▸ **TO DO**: Images embedded in the records are excluded; print everything else exactly as given.
[BEGIN SUPPLIED MATERIAL]
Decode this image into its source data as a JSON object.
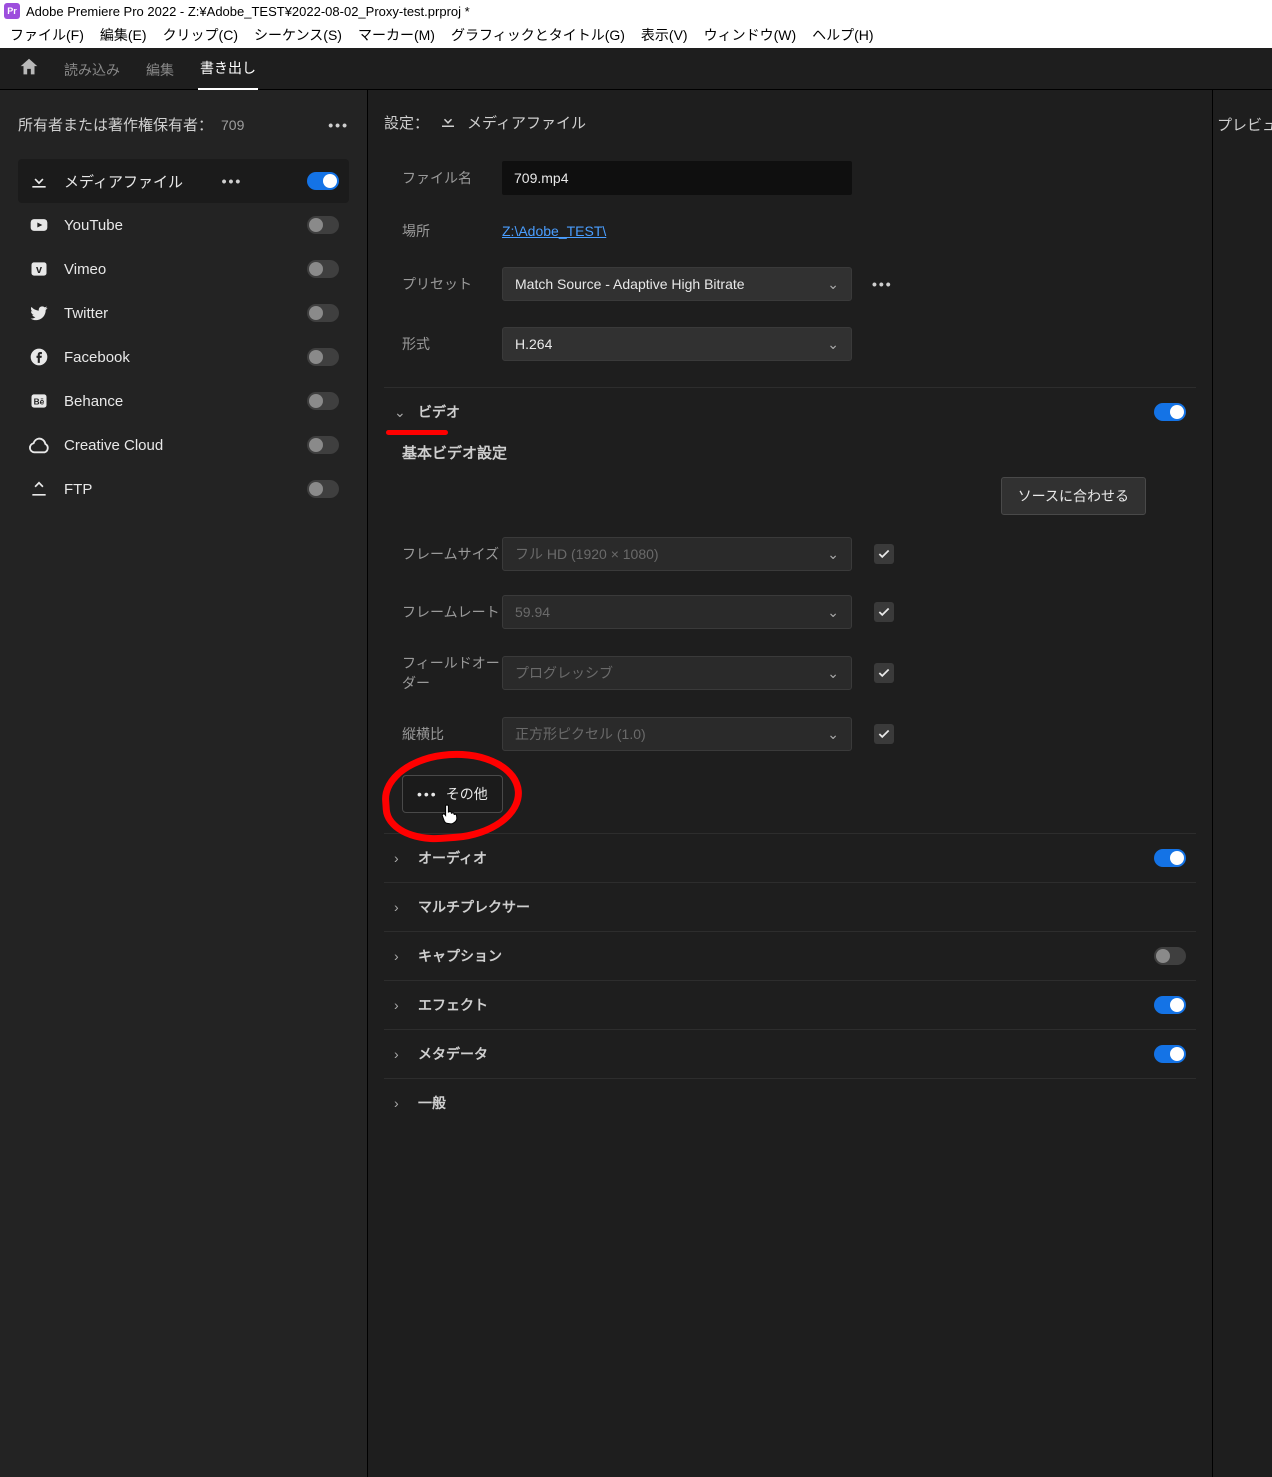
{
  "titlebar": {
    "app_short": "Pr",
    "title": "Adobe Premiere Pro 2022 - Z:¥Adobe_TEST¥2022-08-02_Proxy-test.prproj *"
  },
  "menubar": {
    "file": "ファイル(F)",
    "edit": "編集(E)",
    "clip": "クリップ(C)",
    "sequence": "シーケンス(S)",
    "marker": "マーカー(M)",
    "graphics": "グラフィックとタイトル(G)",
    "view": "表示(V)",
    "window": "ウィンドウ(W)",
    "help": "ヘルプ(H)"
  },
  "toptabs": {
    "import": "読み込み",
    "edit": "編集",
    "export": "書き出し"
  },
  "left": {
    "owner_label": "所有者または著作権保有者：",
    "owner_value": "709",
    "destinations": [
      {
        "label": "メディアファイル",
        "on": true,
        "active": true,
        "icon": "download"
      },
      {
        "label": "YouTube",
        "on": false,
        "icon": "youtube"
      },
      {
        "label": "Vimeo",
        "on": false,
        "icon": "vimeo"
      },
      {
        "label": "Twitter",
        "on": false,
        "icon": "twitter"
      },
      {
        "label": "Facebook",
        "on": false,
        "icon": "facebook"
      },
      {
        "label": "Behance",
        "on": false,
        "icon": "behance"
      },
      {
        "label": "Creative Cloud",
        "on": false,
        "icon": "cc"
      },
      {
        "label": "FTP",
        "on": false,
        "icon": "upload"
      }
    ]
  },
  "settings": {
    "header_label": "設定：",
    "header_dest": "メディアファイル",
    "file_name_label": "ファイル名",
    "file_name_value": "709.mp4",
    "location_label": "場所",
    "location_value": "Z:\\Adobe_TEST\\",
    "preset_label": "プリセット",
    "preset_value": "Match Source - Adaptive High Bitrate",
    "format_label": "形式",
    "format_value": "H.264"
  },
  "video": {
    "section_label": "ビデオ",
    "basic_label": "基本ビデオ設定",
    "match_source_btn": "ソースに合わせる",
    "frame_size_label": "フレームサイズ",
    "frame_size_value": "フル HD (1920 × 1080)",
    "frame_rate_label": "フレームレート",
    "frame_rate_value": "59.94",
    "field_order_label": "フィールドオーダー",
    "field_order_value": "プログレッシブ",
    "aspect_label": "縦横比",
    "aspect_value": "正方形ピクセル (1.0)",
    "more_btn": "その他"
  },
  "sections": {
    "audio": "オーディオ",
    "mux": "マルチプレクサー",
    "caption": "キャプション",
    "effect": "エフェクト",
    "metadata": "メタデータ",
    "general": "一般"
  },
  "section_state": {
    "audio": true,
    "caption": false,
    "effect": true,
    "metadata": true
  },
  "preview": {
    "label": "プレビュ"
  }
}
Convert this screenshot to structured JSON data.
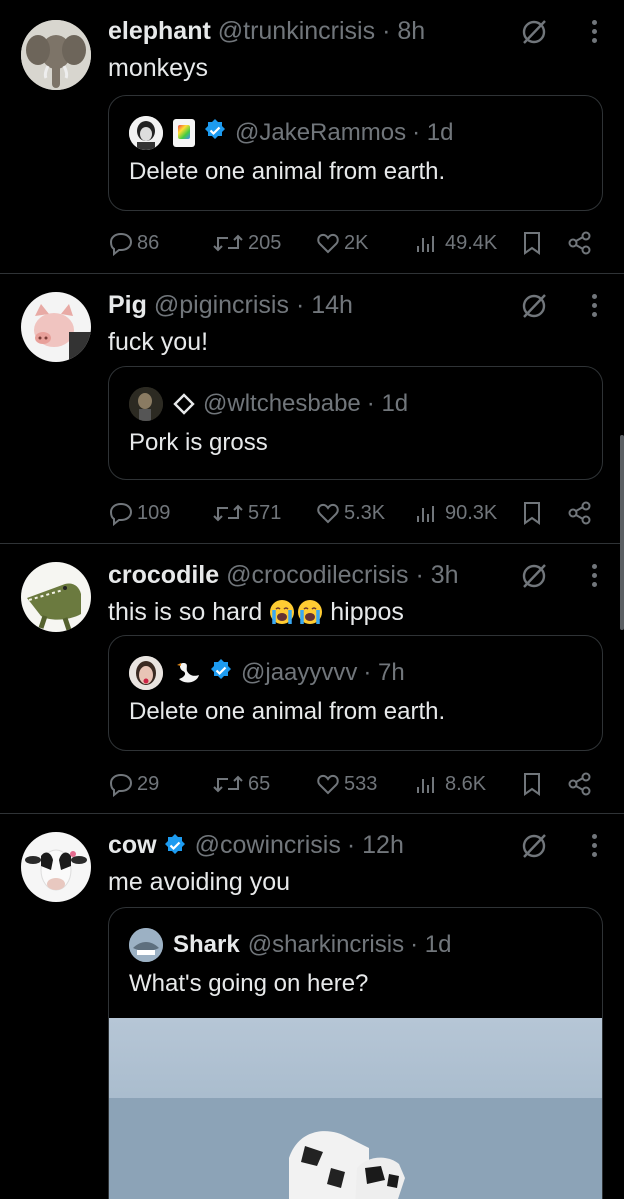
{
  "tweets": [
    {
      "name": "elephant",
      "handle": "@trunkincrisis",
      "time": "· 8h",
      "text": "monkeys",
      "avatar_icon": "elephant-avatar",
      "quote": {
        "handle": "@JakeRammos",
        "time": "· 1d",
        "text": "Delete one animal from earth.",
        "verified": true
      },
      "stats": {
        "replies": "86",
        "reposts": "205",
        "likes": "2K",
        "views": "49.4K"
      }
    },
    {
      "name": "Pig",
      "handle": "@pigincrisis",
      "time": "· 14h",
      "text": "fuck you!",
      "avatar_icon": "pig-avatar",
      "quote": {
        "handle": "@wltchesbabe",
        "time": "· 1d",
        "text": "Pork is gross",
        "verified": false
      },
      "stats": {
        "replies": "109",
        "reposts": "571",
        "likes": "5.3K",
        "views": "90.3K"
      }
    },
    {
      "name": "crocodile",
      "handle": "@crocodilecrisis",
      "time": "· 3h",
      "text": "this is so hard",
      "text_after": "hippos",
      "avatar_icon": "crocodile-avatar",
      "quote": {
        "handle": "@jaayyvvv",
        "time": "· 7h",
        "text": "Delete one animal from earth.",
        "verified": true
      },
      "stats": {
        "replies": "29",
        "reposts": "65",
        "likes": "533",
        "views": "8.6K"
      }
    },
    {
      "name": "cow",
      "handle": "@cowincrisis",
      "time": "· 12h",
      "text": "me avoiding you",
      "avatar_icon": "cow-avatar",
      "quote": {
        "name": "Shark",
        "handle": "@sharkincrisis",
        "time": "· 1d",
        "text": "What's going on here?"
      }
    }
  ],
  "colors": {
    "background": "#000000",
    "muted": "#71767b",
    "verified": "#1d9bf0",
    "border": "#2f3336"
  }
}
[END SUPPLIED MATERIAL]
▸ **WRITTEN RESPONSE**:
Decode this image into its source data as a JSON object.
{
  "titlebar": {
    "app_short": "Pr",
    "title": "Adobe Premiere Pro 2022 - Z:¥Adobe_TEST¥2022-08-02_Proxy-test.prproj *"
  },
  "menubar": {
    "file": "ファイル(F)",
    "edit": "編集(E)",
    "clip": "クリップ(C)",
    "sequence": "シーケンス(S)",
    "marker": "マーカー(M)",
    "graphics": "グラフィックとタイトル(G)",
    "view": "表示(V)",
    "window": "ウィンドウ(W)",
    "help": "ヘルプ(H)"
  },
  "toptabs": {
    "import": "読み込み",
    "edit": "編集",
    "export": "書き出し"
  },
  "left": {
    "owner_label": "所有者または著作権保有者：",
    "owner_value": "709",
    "destinations": [
      {
        "label": "メディアファイル",
        "on": true,
        "active": true,
        "icon": "download"
      },
      {
        "label": "YouTube",
        "on": false,
        "icon": "youtube"
      },
      {
        "label": "Vimeo",
        "on": false,
        "icon": "vimeo"
      },
      {
        "label": "Twitter",
        "on": false,
        "icon": "twitter"
      },
      {
        "label": "Facebook",
        "on": false,
        "icon": "facebook"
      },
      {
        "label": "Behance",
        "on": false,
        "icon": "behance"
      },
      {
        "label": "Creative Cloud",
        "on": false,
        "icon": "cc"
      },
      {
        "label": "FTP",
        "on": false,
        "icon": "upload"
      }
    ]
  },
  "settings": {
    "header_label": "設定：",
    "header_dest": "メディアファイル",
    "file_name_label": "ファイル名",
    "file_name_value": "709.mp4",
    "location_label": "場所",
    "location_value": "Z:\\Adobe_TEST\\",
    "preset_label": "プリセット",
    "preset_value": "Match Source - Adaptive High Bitrate",
    "format_label": "形式",
    "format_value": "H.264"
  },
  "video": {
    "section_label": "ビデオ",
    "basic_label": "基本ビデオ設定",
    "match_source_btn": "ソースに合わせる",
    "frame_size_label": "フレームサイズ",
    "frame_size_value": "フル HD (1920 × 1080)",
    "frame_rate_label": "フレームレート",
    "frame_rate_value": "59.94",
    "field_order_label": "フィールドオーダー",
    "field_order_value": "プログレッシブ",
    "aspect_label": "縦横比",
    "aspect_value": "正方形ピクセル (1.0)",
    "more_btn": "その他"
  },
  "sections": {
    "audio": "オーディオ",
    "mux": "マルチプレクサー",
    "caption": "キャプション",
    "effect": "エフェクト",
    "metadata": "メタデータ",
    "general": "一般"
  },
  "section_state": {
    "audio": true,
    "caption": false,
    "effect": true,
    "metadata": true
  },
  "preview": {
    "label": "プレビュ"
  }
}
Convert this screenshot to structured JSON data.
{
  "tweets": [
    {
      "name": "elephant",
      "handle": "@trunkincrisis",
      "time": "· 8h",
      "text": "monkeys",
      "avatar_icon": "elephant-avatar",
      "quote": {
        "handle": "@JakeRammos",
        "time": "· 1d",
        "text": "Delete one animal from earth.",
        "verified": true
      },
      "stats": {
        "replies": "86",
        "reposts": "205",
        "likes": "2K",
        "views": "49.4K"
      }
    },
    {
      "name": "Pig",
      "handle": "@pigincrisis",
      "time": "· 14h",
      "text": "fuck you!",
      "avatar_icon": "pig-avatar",
      "quote": {
        "handle": "@wltchesbabe",
        "time": "· 1d",
        "text": "Pork is gross",
        "verified": false
      },
      "stats": {
        "replies": "109",
        "reposts": "571",
        "likes": "5.3K",
        "views": "90.3K"
      }
    },
    {
      "name": "crocodile",
      "handle": "@crocodilecrisis",
      "time": "· 3h",
      "text": "this is so hard",
      "text_after": "hippos",
      "avatar_icon": "crocodile-avatar",
      "quote": {
        "handle": "@jaayyvvv",
        "time": "· 7h",
        "text": "Delete one animal from earth.",
        "verified": true
      },
      "stats": {
        "replies": "29",
        "reposts": "65",
        "likes": "533",
        "views": "8.6K"
      }
    },
    {
      "name": "cow",
      "handle": "@cowincrisis",
      "time": "· 12h",
      "text": "me avoiding you",
      "avatar_icon": "cow-avatar",
      "quote": {
        "name": "Shark",
        "handle": "@sharkincrisis",
        "time": "· 1d",
        "text": "What's going on here?"
      }
    }
  ],
  "colors": {
    "background": "#000000",
    "muted": "#71767b",
    "verified": "#1d9bf0",
    "border": "#2f3336"
  }
}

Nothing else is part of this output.